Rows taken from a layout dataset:
----------------------------------------
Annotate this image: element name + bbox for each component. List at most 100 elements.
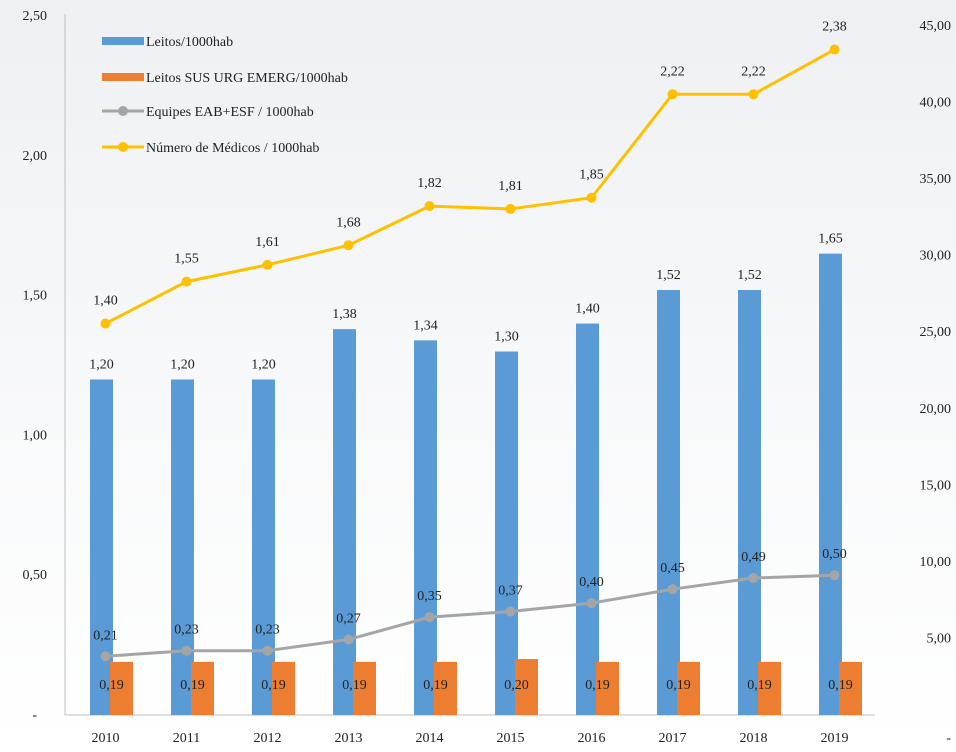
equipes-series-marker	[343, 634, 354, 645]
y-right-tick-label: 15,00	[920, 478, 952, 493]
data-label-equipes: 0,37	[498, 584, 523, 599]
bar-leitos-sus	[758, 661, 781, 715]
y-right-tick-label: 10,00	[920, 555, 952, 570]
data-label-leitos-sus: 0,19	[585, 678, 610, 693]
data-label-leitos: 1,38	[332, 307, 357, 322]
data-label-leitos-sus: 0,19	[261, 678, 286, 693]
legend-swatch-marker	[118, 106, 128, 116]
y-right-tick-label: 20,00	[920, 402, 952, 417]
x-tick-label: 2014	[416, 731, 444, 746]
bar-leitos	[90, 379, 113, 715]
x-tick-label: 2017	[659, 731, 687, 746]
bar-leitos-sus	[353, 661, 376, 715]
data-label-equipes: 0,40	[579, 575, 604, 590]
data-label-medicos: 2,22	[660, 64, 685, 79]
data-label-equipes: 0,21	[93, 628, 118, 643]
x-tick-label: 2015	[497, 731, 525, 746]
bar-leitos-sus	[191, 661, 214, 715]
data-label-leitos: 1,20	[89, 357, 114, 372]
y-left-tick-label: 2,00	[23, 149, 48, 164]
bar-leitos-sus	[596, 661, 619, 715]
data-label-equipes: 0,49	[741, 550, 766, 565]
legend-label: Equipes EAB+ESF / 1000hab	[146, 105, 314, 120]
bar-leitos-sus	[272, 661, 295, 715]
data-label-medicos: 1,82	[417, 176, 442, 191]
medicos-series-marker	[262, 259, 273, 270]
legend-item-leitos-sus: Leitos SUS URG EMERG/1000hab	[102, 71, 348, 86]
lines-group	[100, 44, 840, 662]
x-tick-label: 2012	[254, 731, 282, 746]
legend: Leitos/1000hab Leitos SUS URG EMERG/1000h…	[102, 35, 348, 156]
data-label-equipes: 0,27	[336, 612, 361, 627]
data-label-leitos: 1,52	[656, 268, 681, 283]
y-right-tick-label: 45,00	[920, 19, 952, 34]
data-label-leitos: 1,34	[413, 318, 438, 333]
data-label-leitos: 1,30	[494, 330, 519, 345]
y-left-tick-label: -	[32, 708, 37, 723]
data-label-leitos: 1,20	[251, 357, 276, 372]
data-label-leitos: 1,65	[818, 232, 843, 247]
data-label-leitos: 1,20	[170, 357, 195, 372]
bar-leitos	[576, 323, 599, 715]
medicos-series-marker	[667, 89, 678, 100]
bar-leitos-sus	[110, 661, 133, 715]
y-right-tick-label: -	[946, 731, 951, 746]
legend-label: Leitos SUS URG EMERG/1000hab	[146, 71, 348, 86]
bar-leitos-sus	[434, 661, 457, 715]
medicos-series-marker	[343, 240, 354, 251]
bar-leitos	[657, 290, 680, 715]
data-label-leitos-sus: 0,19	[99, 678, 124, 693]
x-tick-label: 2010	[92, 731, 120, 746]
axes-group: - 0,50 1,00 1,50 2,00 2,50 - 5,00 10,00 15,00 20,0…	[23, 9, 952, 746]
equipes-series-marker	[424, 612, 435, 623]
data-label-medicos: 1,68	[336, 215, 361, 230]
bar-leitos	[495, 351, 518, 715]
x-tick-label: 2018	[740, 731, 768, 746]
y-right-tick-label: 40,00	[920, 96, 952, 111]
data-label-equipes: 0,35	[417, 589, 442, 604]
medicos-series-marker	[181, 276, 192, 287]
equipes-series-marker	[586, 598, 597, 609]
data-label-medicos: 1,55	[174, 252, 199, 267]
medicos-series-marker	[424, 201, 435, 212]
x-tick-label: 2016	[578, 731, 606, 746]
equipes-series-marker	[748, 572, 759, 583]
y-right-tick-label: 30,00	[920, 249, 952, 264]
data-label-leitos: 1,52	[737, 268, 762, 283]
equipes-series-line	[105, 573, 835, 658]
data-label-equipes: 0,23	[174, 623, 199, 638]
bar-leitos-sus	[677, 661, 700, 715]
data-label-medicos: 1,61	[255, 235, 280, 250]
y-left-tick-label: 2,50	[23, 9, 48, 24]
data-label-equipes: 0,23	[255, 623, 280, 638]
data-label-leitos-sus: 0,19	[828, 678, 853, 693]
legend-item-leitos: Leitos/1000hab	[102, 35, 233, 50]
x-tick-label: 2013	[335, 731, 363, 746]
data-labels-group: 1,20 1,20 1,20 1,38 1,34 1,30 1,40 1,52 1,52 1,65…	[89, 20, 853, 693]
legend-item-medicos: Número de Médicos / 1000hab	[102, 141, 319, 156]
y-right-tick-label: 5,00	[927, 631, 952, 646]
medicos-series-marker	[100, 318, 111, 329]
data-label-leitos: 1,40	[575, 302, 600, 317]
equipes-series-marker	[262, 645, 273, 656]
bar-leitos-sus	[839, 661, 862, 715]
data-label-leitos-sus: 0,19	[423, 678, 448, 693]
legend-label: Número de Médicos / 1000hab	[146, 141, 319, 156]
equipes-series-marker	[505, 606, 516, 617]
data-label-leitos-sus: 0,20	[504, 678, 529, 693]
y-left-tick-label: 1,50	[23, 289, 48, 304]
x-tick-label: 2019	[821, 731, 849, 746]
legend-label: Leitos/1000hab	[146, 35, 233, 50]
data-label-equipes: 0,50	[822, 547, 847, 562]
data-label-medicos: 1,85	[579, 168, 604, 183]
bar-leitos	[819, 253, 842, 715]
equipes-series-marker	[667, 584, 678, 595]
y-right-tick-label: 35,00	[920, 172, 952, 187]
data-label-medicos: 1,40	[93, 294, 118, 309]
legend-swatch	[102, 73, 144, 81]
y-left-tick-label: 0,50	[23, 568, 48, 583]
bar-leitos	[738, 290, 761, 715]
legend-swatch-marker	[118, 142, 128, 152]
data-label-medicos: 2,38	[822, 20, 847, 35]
----------------------------------------
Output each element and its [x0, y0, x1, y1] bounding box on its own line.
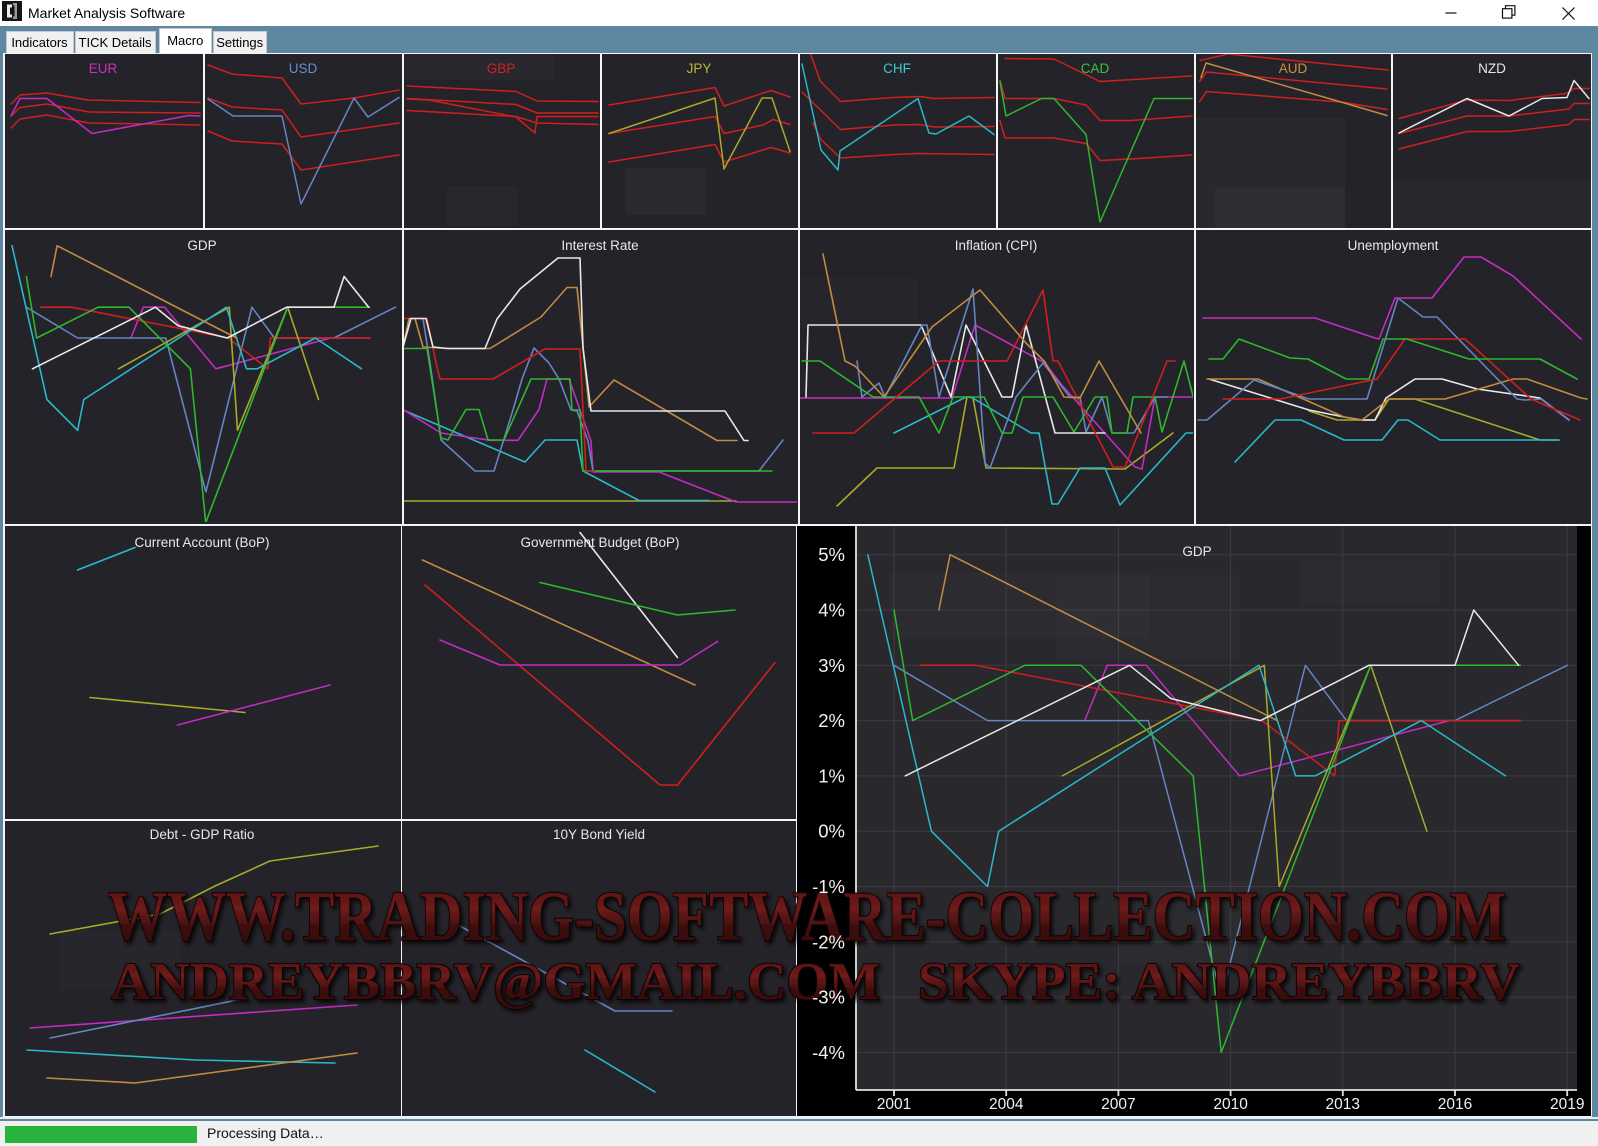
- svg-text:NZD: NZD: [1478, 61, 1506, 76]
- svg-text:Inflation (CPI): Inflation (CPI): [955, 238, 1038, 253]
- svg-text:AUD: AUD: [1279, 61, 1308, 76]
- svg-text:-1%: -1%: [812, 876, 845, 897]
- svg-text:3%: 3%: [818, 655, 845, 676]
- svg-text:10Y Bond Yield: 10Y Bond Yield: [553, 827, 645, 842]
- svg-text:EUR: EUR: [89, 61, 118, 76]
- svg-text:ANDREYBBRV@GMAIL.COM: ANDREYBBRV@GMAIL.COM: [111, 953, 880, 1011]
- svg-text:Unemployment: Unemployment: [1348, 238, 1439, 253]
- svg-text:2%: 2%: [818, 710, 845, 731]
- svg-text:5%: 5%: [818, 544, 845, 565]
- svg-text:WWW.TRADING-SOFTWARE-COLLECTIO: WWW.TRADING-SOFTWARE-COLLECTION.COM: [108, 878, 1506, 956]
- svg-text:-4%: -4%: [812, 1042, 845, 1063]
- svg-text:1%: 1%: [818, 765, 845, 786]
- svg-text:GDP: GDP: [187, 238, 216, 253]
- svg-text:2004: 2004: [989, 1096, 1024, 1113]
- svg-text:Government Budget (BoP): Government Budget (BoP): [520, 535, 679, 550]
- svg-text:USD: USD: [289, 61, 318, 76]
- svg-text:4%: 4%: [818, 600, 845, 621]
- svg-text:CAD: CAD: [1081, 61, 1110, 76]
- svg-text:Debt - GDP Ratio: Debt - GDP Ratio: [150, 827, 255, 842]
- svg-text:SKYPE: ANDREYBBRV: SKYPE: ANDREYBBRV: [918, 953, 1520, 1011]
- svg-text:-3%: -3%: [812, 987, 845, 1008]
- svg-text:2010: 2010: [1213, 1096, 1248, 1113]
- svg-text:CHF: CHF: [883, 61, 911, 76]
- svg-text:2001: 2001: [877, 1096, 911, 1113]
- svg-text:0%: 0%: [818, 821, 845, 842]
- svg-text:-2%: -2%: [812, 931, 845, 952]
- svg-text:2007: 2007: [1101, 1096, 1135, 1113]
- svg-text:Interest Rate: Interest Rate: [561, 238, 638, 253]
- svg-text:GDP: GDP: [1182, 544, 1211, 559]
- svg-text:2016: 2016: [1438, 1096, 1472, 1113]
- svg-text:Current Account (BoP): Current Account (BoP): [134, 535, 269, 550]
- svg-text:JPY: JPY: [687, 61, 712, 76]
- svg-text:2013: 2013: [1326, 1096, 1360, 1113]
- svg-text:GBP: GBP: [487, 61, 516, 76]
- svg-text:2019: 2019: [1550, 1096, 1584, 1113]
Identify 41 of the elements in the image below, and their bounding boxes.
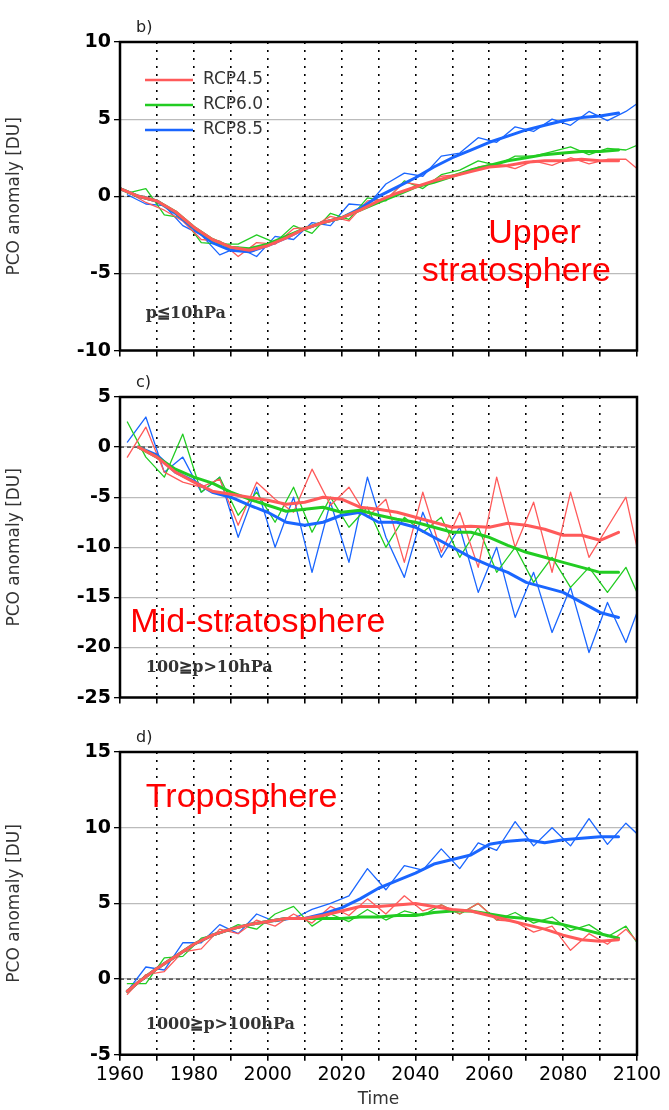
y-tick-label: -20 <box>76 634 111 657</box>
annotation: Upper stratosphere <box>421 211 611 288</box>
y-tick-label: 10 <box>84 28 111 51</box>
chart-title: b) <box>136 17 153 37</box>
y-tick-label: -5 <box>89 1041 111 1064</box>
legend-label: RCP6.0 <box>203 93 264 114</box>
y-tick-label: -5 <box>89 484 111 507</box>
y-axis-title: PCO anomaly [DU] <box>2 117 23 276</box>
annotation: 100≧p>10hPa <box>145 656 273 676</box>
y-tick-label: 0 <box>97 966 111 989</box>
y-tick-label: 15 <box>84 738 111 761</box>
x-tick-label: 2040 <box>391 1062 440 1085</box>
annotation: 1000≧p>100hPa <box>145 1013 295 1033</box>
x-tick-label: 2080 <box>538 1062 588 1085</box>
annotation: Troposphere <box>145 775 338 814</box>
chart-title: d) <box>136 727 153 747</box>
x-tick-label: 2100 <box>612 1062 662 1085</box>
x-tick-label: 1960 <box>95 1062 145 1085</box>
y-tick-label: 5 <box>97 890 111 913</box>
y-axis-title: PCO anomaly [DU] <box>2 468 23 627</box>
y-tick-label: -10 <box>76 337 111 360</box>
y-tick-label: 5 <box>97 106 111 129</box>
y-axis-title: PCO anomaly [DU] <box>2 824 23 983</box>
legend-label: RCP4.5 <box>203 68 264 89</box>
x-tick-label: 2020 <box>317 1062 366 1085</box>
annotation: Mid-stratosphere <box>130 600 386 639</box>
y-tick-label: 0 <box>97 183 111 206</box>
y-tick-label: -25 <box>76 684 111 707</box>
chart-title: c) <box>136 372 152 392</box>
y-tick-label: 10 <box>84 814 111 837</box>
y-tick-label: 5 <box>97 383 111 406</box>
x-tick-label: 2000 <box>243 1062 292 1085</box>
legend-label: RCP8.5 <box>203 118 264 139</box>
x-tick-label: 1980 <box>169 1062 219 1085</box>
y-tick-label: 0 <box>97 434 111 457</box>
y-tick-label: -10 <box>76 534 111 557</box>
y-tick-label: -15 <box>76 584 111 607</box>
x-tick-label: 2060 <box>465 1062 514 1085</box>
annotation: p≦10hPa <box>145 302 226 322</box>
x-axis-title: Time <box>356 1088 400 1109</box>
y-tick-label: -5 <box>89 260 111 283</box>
----------------------------------------
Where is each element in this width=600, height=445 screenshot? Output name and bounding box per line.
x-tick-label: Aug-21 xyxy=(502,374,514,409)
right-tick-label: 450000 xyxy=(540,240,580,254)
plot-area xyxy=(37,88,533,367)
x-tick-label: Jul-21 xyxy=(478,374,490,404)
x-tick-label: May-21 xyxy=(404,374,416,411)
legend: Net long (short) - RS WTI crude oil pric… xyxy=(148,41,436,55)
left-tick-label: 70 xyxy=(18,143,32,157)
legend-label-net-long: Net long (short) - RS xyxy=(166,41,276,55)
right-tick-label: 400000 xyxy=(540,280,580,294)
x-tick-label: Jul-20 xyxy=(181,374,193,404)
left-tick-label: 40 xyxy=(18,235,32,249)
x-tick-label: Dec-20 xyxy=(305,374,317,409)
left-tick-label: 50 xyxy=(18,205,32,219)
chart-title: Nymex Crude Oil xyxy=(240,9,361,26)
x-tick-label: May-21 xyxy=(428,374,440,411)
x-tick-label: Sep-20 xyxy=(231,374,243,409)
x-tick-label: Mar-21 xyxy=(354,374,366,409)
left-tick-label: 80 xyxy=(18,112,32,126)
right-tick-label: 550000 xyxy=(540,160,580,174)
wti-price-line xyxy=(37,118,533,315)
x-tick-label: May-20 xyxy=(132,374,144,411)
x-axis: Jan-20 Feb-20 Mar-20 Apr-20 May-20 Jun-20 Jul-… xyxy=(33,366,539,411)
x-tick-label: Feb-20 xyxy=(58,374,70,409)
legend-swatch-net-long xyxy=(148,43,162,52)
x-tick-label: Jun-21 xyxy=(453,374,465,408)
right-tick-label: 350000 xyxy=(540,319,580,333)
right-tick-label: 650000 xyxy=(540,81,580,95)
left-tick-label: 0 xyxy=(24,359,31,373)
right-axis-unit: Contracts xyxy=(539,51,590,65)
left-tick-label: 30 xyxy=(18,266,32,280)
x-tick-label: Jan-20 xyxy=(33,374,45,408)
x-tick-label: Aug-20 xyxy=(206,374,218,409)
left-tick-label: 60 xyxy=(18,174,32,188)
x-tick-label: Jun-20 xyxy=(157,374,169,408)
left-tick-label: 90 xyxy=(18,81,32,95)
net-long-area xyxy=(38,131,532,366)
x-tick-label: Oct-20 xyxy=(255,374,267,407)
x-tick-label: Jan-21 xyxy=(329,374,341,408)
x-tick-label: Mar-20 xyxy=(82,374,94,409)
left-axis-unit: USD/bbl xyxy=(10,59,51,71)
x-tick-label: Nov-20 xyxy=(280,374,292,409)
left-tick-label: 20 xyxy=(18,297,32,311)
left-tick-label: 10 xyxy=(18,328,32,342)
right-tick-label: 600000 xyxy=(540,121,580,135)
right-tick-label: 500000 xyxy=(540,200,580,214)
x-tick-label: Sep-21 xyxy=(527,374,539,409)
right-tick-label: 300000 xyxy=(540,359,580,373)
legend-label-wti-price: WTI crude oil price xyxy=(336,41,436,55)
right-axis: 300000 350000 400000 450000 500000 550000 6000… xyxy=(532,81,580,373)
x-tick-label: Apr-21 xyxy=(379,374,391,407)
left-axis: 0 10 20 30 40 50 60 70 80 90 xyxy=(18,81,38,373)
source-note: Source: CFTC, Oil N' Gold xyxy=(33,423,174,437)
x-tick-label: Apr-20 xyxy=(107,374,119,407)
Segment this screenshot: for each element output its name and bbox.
----------------------------------------
GIVEN REQUEST:
Pick out every line of the records above that contains the string "unit", treating uppercase and lowercase letters as distinct.

TASK SOLUTION:
right-axis-unit: Contracts xyxy=(539,51,590,65)
left-axis-unit: USD/bbl xyxy=(10,59,51,71)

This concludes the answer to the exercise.